RECORD EXTRACTS.
- - - -

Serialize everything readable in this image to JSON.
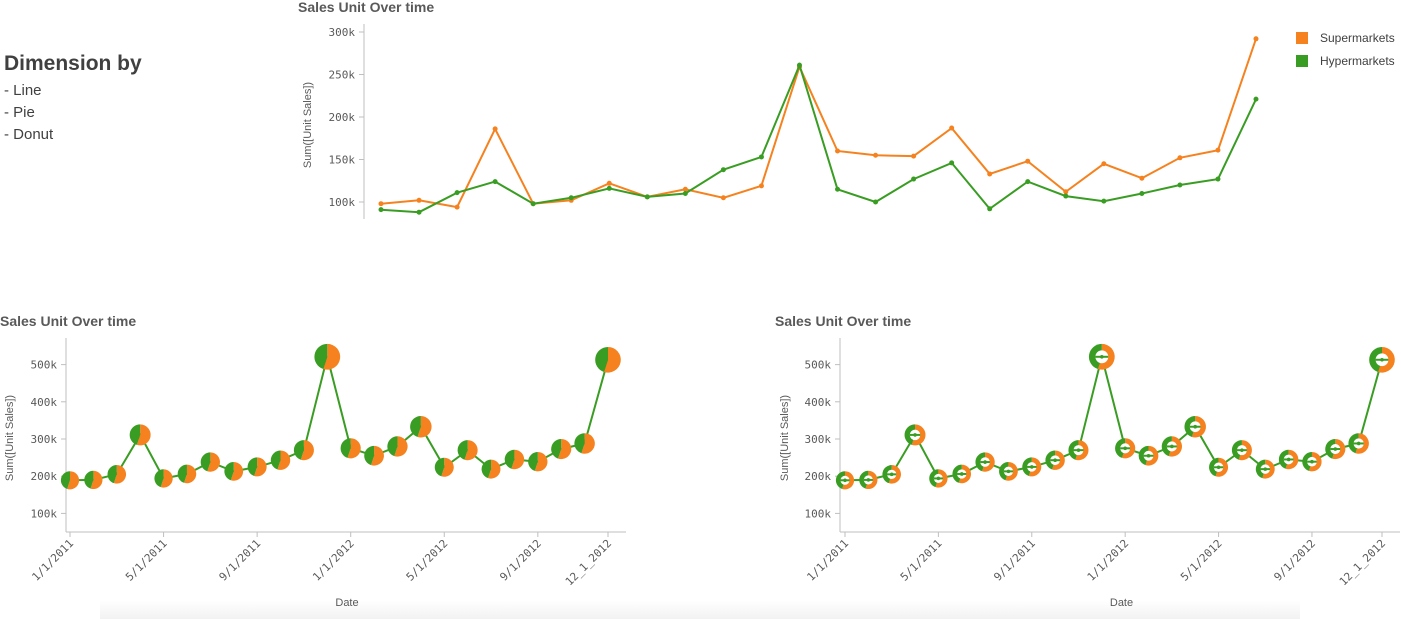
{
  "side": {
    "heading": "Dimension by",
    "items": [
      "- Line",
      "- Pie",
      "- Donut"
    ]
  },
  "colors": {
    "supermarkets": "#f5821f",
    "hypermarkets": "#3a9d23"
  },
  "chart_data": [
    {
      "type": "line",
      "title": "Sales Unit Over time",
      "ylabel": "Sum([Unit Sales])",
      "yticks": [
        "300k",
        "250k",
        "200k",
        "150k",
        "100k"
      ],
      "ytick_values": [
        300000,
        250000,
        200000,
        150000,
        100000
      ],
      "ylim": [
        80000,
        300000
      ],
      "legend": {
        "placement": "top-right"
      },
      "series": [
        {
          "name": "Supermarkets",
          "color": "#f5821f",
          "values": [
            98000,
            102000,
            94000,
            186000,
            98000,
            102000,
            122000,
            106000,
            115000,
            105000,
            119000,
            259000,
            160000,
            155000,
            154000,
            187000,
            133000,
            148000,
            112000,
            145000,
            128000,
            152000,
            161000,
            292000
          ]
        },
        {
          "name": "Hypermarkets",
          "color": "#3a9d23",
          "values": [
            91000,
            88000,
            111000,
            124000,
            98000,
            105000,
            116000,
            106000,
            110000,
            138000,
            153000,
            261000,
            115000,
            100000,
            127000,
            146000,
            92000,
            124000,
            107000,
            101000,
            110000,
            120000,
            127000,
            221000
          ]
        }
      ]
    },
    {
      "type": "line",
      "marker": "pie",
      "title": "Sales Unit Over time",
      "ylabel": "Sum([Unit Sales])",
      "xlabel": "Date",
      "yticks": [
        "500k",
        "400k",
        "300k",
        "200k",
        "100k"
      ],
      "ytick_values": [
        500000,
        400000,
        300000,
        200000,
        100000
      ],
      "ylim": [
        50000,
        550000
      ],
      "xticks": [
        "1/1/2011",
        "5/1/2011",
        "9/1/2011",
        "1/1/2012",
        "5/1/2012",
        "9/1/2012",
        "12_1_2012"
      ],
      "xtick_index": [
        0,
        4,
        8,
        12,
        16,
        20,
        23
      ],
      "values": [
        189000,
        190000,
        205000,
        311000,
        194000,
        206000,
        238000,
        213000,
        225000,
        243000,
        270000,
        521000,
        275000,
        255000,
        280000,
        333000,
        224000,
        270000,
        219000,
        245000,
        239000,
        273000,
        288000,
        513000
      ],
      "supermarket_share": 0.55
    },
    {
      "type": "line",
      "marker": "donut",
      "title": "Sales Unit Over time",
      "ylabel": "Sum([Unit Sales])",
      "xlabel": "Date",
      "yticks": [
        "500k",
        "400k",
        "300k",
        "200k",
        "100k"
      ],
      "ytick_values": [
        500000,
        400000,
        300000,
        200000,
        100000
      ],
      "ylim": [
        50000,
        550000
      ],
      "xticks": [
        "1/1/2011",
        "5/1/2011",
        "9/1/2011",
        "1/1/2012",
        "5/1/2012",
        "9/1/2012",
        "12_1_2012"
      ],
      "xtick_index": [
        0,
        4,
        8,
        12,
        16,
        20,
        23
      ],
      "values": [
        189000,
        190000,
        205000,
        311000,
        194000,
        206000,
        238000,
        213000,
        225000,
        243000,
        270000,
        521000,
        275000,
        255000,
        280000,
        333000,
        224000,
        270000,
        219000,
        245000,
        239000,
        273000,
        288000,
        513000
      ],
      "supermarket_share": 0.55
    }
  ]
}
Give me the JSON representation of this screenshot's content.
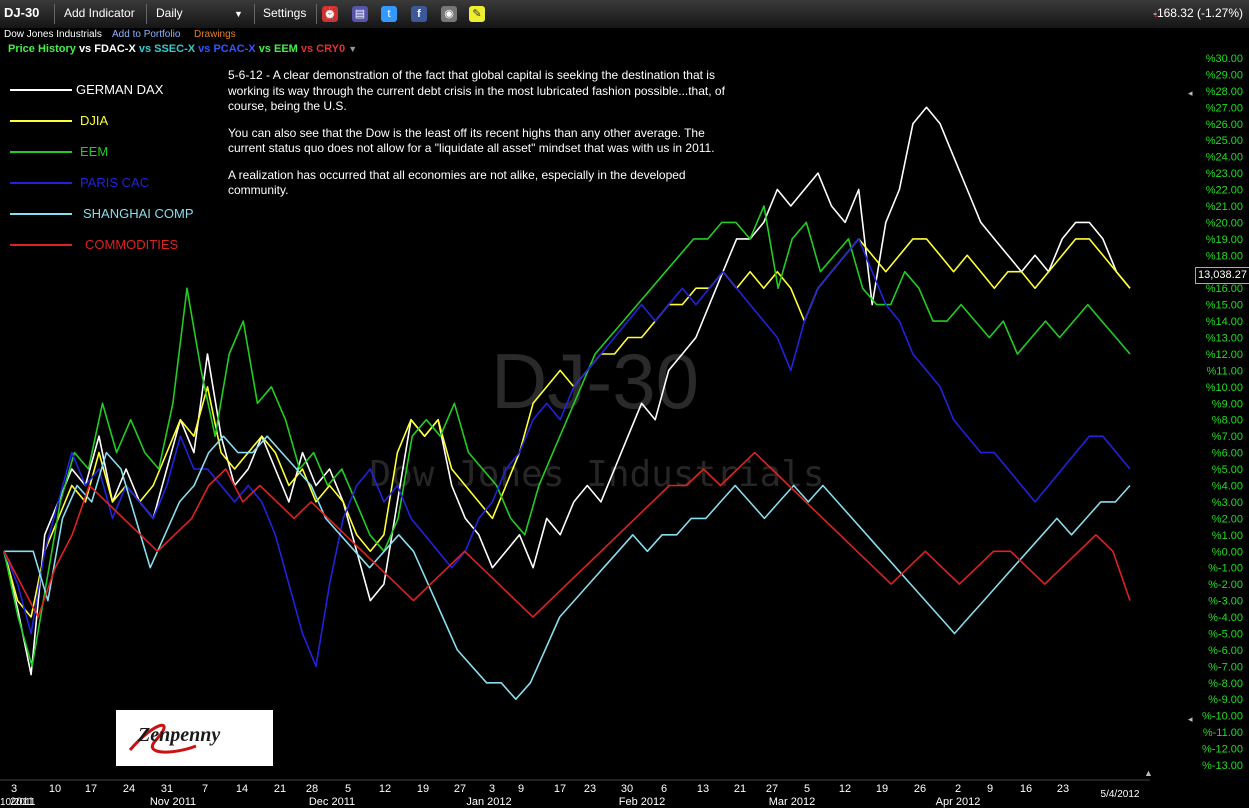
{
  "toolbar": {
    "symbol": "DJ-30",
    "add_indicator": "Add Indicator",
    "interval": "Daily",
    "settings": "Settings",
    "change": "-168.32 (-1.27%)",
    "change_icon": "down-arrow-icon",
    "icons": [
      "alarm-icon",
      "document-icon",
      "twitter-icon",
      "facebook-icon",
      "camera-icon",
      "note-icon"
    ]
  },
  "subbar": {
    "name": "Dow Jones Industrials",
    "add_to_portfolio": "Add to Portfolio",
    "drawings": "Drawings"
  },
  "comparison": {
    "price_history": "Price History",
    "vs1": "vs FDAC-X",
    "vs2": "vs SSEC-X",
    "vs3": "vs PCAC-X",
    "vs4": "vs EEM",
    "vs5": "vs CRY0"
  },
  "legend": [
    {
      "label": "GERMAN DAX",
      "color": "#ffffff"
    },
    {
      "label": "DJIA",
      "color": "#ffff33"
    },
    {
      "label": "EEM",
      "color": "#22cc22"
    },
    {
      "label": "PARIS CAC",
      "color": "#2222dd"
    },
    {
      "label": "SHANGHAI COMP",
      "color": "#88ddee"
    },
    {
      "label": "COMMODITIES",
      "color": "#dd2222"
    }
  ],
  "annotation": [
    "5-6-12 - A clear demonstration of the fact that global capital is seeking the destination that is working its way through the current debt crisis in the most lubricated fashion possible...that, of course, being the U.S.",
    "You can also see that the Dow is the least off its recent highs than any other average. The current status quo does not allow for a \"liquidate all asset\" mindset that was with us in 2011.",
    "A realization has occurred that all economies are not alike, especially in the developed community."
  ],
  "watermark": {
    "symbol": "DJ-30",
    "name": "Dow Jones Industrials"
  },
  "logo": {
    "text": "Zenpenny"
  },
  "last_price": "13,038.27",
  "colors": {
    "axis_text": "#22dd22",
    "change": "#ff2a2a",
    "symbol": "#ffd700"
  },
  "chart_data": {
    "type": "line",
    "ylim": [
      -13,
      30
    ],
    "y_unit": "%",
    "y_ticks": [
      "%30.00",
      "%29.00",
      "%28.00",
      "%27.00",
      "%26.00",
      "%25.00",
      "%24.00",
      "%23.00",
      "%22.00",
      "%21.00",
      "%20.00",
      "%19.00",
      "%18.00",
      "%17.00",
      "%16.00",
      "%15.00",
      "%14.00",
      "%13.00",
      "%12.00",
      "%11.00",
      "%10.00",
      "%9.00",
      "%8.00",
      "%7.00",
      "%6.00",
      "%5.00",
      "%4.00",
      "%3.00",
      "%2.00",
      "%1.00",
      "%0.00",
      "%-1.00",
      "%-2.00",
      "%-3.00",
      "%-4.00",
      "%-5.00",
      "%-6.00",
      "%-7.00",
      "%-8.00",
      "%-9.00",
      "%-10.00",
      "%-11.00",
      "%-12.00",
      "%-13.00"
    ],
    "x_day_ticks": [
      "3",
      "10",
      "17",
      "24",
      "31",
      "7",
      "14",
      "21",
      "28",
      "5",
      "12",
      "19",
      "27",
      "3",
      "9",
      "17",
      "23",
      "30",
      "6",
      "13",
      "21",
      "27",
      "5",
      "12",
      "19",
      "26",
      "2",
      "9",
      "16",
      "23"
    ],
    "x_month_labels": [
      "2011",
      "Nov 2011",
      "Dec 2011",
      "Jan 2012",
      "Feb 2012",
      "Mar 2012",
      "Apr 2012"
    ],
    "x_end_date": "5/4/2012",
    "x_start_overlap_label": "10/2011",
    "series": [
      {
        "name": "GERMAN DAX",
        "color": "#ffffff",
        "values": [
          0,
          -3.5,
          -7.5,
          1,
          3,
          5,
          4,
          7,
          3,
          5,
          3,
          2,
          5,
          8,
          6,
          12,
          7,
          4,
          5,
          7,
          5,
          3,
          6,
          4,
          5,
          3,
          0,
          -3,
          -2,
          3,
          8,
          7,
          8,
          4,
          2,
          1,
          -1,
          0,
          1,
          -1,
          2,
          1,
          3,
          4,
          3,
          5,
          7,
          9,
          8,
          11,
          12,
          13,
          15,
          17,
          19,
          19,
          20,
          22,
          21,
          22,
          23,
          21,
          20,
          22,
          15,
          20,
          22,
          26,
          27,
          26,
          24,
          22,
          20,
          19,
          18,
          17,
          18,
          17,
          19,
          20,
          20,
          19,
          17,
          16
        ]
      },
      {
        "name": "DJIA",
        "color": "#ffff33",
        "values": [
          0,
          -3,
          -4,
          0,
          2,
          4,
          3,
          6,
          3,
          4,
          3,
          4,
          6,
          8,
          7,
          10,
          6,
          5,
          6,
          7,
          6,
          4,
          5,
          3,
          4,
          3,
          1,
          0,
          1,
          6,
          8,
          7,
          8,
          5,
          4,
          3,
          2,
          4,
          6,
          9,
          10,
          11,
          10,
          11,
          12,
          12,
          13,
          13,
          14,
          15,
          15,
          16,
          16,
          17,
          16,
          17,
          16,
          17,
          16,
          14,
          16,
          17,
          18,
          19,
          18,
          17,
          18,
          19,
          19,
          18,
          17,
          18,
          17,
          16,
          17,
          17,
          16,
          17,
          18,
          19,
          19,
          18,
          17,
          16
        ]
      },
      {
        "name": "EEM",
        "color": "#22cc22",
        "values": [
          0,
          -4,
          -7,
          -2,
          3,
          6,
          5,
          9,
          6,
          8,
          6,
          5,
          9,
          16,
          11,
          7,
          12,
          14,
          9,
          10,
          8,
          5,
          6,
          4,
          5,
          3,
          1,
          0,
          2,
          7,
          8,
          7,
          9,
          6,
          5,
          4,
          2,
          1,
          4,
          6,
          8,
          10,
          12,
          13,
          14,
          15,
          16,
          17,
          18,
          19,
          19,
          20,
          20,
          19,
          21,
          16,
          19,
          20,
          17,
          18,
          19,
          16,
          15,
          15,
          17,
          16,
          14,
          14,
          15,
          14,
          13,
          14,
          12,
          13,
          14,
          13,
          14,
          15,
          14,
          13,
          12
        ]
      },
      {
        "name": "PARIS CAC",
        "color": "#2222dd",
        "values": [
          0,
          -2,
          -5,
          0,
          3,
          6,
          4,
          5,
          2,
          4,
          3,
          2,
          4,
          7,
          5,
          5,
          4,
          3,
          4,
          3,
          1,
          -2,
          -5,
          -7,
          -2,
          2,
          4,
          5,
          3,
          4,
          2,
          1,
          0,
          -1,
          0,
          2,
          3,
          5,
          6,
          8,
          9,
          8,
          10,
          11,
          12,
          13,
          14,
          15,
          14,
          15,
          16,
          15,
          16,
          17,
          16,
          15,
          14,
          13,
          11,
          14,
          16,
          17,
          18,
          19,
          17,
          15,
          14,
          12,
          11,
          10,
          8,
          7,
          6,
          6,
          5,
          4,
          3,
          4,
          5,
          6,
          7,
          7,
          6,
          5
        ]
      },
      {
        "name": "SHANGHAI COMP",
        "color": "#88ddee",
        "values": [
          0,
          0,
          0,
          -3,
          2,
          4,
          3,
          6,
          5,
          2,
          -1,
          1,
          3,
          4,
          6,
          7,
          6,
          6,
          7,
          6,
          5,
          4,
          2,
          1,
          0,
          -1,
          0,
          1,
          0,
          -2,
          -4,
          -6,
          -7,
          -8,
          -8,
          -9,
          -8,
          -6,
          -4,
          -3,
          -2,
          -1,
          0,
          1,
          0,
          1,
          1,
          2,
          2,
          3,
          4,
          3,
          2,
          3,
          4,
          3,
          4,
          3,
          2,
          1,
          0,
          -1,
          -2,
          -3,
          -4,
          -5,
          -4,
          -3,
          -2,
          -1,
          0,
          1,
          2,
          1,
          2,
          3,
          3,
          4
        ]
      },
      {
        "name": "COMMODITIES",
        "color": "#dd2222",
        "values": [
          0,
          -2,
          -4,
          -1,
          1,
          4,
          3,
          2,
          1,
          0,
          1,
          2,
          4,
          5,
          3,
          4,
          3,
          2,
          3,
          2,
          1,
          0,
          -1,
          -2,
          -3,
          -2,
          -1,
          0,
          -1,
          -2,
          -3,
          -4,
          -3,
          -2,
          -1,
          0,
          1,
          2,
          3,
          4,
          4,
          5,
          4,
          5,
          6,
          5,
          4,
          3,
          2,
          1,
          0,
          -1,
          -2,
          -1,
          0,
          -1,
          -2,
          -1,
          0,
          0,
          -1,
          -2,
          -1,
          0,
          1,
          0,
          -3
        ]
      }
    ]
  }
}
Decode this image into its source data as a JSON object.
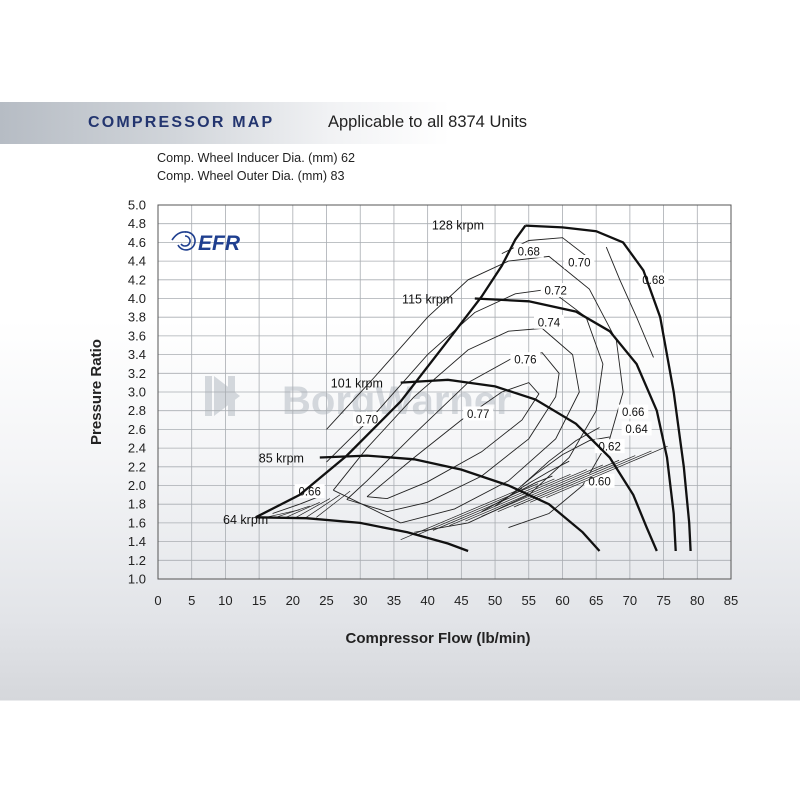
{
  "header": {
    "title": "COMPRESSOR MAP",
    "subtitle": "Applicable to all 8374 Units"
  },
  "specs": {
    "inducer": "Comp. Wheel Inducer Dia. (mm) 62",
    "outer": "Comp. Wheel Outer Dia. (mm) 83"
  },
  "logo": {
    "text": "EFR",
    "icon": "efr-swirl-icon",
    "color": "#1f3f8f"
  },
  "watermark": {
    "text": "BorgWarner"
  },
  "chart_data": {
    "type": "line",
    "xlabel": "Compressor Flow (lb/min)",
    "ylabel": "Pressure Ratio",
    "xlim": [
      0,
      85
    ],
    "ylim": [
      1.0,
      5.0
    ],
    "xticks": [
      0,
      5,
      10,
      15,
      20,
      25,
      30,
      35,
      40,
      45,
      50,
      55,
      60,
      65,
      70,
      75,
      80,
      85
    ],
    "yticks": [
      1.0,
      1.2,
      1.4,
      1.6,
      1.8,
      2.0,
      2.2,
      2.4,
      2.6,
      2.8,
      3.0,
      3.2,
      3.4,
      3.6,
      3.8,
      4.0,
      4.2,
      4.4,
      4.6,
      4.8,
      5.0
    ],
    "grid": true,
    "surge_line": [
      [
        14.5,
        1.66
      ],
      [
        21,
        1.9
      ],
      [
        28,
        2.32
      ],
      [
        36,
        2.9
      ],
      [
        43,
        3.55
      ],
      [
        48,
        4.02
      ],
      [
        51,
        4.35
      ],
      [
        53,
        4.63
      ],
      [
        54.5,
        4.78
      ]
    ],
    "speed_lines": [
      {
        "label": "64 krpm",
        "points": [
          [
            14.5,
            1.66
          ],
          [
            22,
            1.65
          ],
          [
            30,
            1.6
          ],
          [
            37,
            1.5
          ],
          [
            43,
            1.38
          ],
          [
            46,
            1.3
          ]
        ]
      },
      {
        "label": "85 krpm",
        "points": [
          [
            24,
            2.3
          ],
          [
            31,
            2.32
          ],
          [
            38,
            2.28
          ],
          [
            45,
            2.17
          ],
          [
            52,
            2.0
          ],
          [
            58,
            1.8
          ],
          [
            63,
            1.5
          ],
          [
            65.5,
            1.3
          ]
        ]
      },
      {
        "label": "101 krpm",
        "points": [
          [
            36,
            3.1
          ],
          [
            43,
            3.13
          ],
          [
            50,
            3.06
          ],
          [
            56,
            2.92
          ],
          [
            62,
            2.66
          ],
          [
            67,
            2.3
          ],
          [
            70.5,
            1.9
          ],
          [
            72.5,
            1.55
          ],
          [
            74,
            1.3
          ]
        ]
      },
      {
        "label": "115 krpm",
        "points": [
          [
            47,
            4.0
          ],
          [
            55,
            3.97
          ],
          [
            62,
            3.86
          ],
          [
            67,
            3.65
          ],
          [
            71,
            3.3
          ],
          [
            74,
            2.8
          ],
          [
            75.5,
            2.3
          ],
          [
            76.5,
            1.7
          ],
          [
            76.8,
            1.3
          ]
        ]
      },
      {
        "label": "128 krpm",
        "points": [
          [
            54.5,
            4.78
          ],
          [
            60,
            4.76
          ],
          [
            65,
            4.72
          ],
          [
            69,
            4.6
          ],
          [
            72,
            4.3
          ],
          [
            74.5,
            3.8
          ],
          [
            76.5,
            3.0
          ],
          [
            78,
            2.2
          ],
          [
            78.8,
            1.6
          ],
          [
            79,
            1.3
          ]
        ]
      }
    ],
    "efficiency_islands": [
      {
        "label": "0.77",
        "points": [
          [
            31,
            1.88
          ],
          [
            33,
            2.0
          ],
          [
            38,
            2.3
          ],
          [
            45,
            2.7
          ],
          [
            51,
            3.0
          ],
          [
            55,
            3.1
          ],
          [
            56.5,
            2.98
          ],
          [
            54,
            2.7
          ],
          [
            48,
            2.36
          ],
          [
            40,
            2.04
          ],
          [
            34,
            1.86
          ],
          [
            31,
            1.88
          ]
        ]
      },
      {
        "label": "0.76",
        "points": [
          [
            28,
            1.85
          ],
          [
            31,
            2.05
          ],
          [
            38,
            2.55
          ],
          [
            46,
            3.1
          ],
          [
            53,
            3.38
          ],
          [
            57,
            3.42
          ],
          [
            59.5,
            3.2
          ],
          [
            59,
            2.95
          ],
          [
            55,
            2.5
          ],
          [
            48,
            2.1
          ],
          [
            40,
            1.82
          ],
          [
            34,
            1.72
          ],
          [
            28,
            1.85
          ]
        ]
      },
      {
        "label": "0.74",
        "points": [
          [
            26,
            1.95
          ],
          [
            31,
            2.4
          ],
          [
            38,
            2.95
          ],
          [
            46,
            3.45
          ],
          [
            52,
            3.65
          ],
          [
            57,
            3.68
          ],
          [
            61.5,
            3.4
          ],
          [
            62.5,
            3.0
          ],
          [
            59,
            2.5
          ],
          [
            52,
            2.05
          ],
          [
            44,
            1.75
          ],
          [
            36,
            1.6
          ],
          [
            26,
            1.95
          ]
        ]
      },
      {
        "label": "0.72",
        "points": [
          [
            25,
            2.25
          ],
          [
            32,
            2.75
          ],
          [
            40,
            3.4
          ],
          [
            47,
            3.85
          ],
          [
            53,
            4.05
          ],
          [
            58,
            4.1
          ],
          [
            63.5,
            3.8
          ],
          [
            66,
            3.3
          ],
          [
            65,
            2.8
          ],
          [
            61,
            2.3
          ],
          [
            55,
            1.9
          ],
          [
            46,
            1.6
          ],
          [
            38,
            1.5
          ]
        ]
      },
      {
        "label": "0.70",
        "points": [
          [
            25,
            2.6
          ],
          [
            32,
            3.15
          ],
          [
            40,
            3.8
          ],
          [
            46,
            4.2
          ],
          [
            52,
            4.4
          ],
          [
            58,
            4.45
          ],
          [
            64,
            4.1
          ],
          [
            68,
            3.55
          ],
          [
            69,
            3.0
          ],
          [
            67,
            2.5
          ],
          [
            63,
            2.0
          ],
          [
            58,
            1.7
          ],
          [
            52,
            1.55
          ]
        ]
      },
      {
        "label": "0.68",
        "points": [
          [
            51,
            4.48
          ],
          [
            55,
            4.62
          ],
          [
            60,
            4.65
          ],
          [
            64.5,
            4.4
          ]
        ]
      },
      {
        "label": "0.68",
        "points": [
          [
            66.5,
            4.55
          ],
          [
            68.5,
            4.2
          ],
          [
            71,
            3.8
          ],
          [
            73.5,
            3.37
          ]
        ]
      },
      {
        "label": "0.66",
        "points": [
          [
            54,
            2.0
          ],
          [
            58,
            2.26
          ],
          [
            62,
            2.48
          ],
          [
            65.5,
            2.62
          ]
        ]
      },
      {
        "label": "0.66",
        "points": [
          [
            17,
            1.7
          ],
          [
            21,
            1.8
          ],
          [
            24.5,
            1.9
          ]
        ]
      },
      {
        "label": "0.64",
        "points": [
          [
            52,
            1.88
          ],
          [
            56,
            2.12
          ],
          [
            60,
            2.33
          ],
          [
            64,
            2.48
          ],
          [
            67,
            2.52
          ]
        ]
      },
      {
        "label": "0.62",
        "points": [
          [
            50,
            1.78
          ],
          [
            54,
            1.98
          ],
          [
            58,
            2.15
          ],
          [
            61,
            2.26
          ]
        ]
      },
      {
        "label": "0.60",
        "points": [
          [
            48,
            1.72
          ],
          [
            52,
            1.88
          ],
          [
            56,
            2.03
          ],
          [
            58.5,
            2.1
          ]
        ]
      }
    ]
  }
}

- - - -

EXERCISE. Using the listing, say how many lines include the word "SHANGHAI", and add nothing else.

EXPECTED ANSWER. 2